*Problem to solve*
Restate the full listing word for word and leave the pictures out.

[START]

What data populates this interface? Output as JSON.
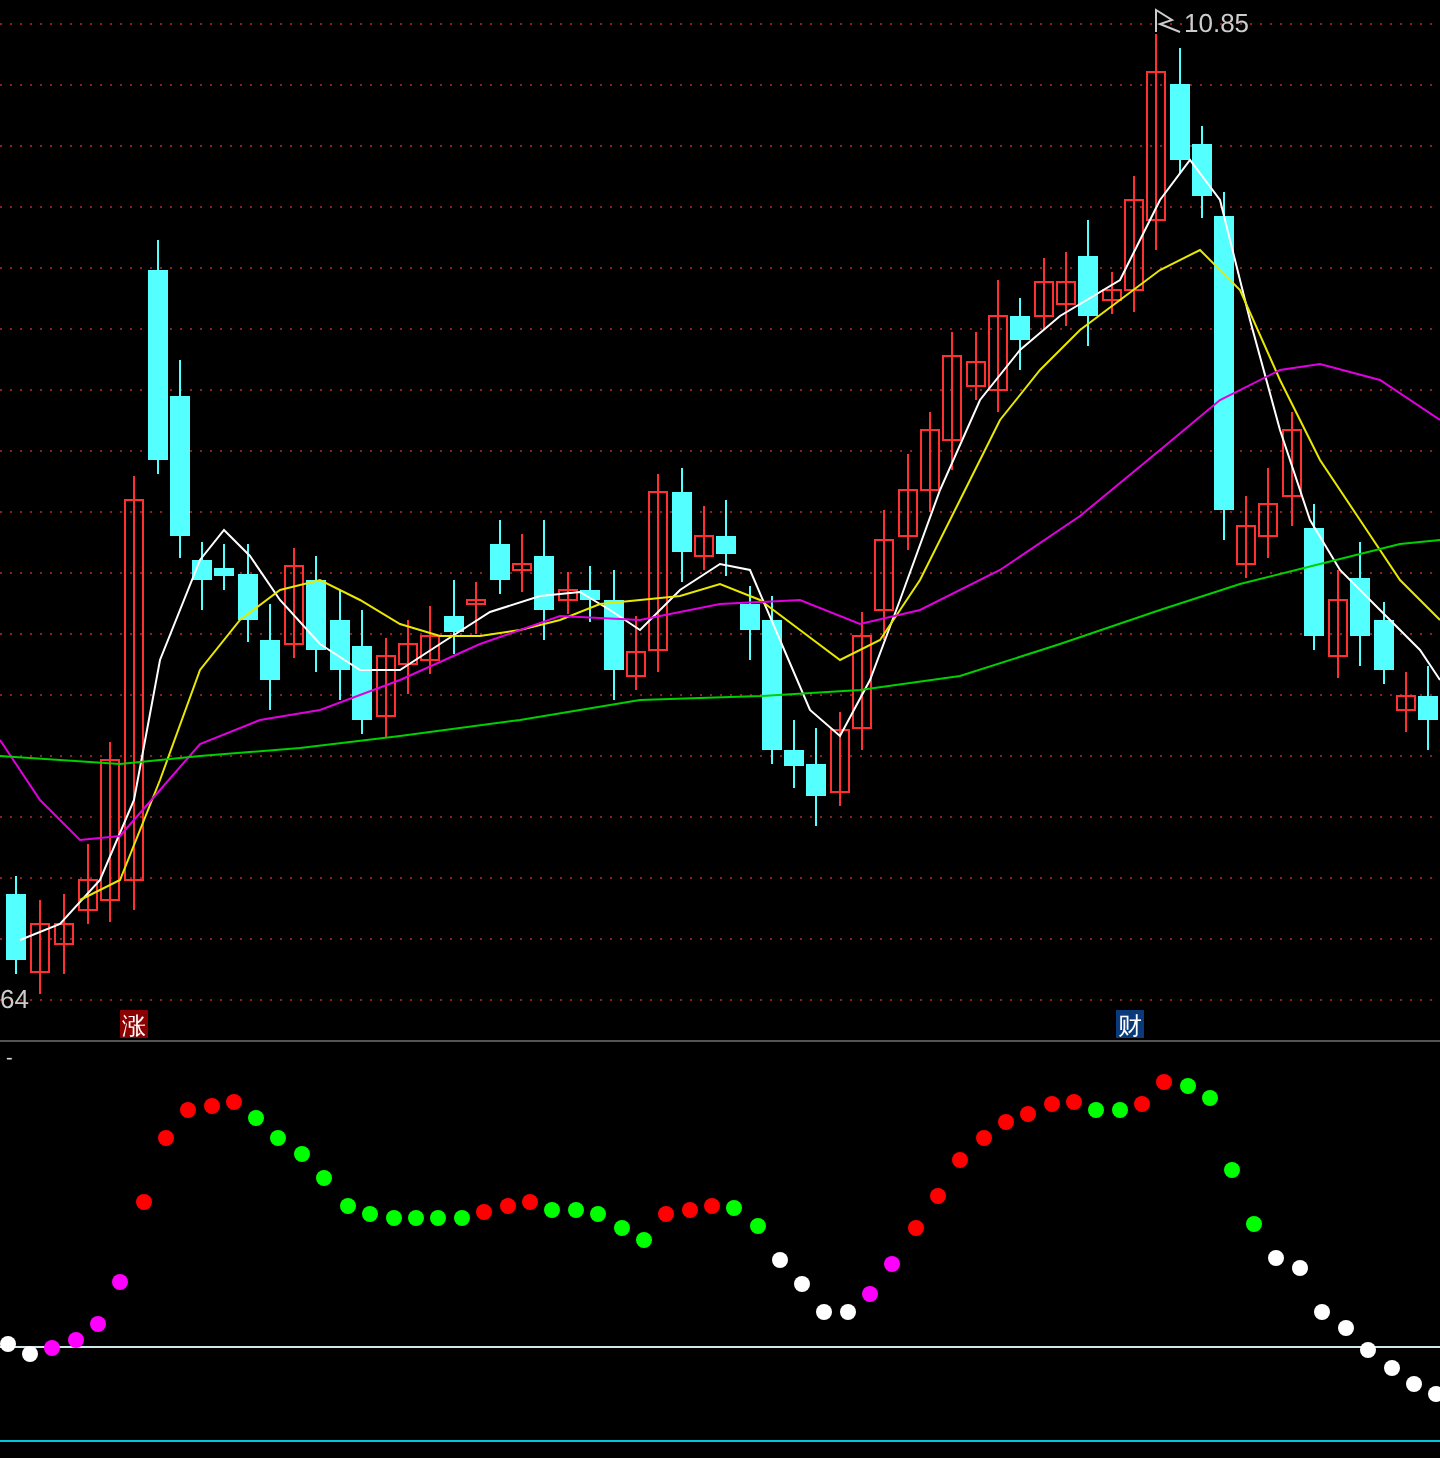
{
  "price_chart": {
    "high_price_label": "10.85",
    "low_price_label": "64"
  },
  "markers": [
    {
      "kind": "rise",
      "text": "涨"
    },
    {
      "kind": "finance",
      "text": "财"
    }
  ],
  "indicator_panel": {
    "label": "-"
  }
}
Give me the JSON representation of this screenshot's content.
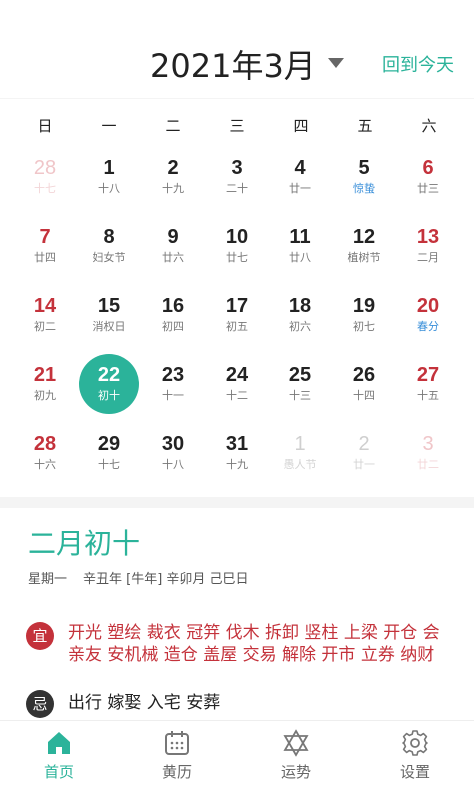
{
  "header": {
    "month_title": "2021年3月",
    "today_label": "回到今天"
  },
  "weekdays": [
    "日",
    "一",
    "二",
    "三",
    "四",
    "五",
    "六"
  ],
  "calendar": {
    "days": [
      {
        "num": "28",
        "sub": "十七",
        "other": true
      },
      {
        "num": "1",
        "sub": "十八"
      },
      {
        "num": "2",
        "sub": "十九"
      },
      {
        "num": "3",
        "sub": "二十"
      },
      {
        "num": "4",
        "sub": "廿一"
      },
      {
        "num": "5",
        "sub": "惊蛰",
        "solar": true
      },
      {
        "num": "6",
        "sub": "廿三"
      },
      {
        "num": "7",
        "sub": "廿四"
      },
      {
        "num": "8",
        "sub": "妇女节"
      },
      {
        "num": "9",
        "sub": "廿六"
      },
      {
        "num": "10",
        "sub": "廿七"
      },
      {
        "num": "11",
        "sub": "廿八"
      },
      {
        "num": "12",
        "sub": "植树节"
      },
      {
        "num": "13",
        "sub": "二月"
      },
      {
        "num": "14",
        "sub": "初二"
      },
      {
        "num": "15",
        "sub": "消权日"
      },
      {
        "num": "16",
        "sub": "初四"
      },
      {
        "num": "17",
        "sub": "初五"
      },
      {
        "num": "18",
        "sub": "初六"
      },
      {
        "num": "19",
        "sub": "初七"
      },
      {
        "num": "20",
        "sub": "春分",
        "solar": true
      },
      {
        "num": "21",
        "sub": "初九"
      },
      {
        "num": "22",
        "sub": "初十",
        "selected": true
      },
      {
        "num": "23",
        "sub": "十一"
      },
      {
        "num": "24",
        "sub": "十二"
      },
      {
        "num": "25",
        "sub": "十三"
      },
      {
        "num": "26",
        "sub": "十四"
      },
      {
        "num": "27",
        "sub": "十五"
      },
      {
        "num": "28",
        "sub": "十六"
      },
      {
        "num": "29",
        "sub": "十七"
      },
      {
        "num": "30",
        "sub": "十八"
      },
      {
        "num": "31",
        "sub": "十九"
      },
      {
        "num": "1",
        "sub": "愚人节",
        "other": true
      },
      {
        "num": "2",
        "sub": "廿一",
        "other": true
      },
      {
        "num": "3",
        "sub": "廿二",
        "other": true
      }
    ]
  },
  "detail": {
    "lunar_date": "二月初十",
    "weekday": "星期一",
    "ganzhi": "辛丑年 [牛年] 辛卯月 己巳日",
    "yi_label": "宜",
    "yi_text": "开光 塑绘 裁衣 冠笄 伐木 拆卸 竖柱 上梁 开仓 会亲友 安机械 造仓 盖屋 交易 解除 开市 立券 纳财",
    "ji_label": "忌",
    "ji_text": "出行 嫁娶 入宅 安葬"
  },
  "tabs": [
    {
      "label": "首页",
      "icon": "home-icon",
      "active": true
    },
    {
      "label": "黄历",
      "icon": "calendar-icon"
    },
    {
      "label": "运势",
      "icon": "star-of-david-icon"
    },
    {
      "label": "设置",
      "icon": "gear-icon"
    }
  ],
  "colors": {
    "accent": "#2bb39a",
    "weekend_red": "#c4323b",
    "solar_term_blue": "#3a8fd9"
  }
}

[END]

*Full answer*
What data populates this interface? Output as JSON.
{
  "price_chart": {
    "high_price_label": "10.85",
    "low_price_label": "64"
  },
  "markers": [
    {
      "kind": "rise",
      "text": "涨"
    },
    {
      "kind": "finance",
      "text": "财"
    }
  ],
  "indicator_panel": {
    "label": "-"
  }
}
Give me the JSON representation of this screenshot's content.
{
  "header": {
    "month_title": "2021年3月",
    "today_label": "回到今天"
  },
  "weekdays": [
    "日",
    "一",
    "二",
    "三",
    "四",
    "五",
    "六"
  ],
  "calendar": {
    "days": [
      {
        "num": "28",
        "sub": "十七",
        "other": true
      },
      {
        "num": "1",
        "sub": "十八"
      },
      {
        "num": "2",
        "sub": "十九"
      },
      {
        "num": "3",
        "sub": "二十"
      },
      {
        "num": "4",
        "sub": "廿一"
      },
      {
        "num": "5",
        "sub": "惊蛰",
        "solar": true
      },
      {
        "num": "6",
        "sub": "廿三"
      },
      {
        "num": "7",
        "sub": "廿四"
      },
      {
        "num": "8",
        "sub": "妇女节"
      },
      {
        "num": "9",
        "sub": "廿六"
      },
      {
        "num": "10",
        "sub": "廿七"
      },
      {
        "num": "11",
        "sub": "廿八"
      },
      {
        "num": "12",
        "sub": "植树节"
      },
      {
        "num": "13",
        "sub": "二月"
      },
      {
        "num": "14",
        "sub": "初二"
      },
      {
        "num": "15",
        "sub": "消权日"
      },
      {
        "num": "16",
        "sub": "初四"
      },
      {
        "num": "17",
        "sub": "初五"
      },
      {
        "num": "18",
        "sub": "初六"
      },
      {
        "num": "19",
        "sub": "初七"
      },
      {
        "num": "20",
        "sub": "春分",
        "solar": true
      },
      {
        "num": "21",
        "sub": "初九"
      },
      {
        "num": "22",
        "sub": "初十",
        "selected": true
      },
      {
        "num": "23",
        "sub": "十一"
      },
      {
        "num": "24",
        "sub": "十二"
      },
      {
        "num": "25",
        "sub": "十三"
      },
      {
        "num": "26",
        "sub": "十四"
      },
      {
        "num": "27",
        "sub": "十五"
      },
      {
        "num": "28",
        "sub": "十六"
      },
      {
        "num": "29",
        "sub": "十七"
      },
      {
        "num": "30",
        "sub": "十八"
      },
      {
        "num": "31",
        "sub": "十九"
      },
      {
        "num": "1",
        "sub": "愚人节",
        "other": true
      },
      {
        "num": "2",
        "sub": "廿一",
        "other": true
      },
      {
        "num": "3",
        "sub": "廿二",
        "other": true
      }
    ]
  },
  "detail": {
    "lunar_date": "二月初十",
    "weekday": "星期一",
    "ganzhi": "辛丑年 [牛年] 辛卯月 己巳日",
    "yi_label": "宜",
    "yi_text": "开光 塑绘 裁衣 冠笄 伐木 拆卸 竖柱 上梁 开仓 会亲友 安机械 造仓 盖屋 交易 解除 开市 立券 纳财",
    "ji_label": "忌",
    "ji_text": "出行 嫁娶 入宅 安葬"
  },
  "tabs": [
    {
      "label": "首页",
      "icon": "home-icon",
      "active": true
    },
    {
      "label": "黄历",
      "icon": "calendar-icon"
    },
    {
      "label": "运势",
      "icon": "star-of-david-icon"
    },
    {
      "label": "设置",
      "icon": "gear-icon"
    }
  ],
  "colors": {
    "accent": "#2bb39a",
    "weekend_red": "#c4323b",
    "solar_term_blue": "#3a8fd9"
  }
}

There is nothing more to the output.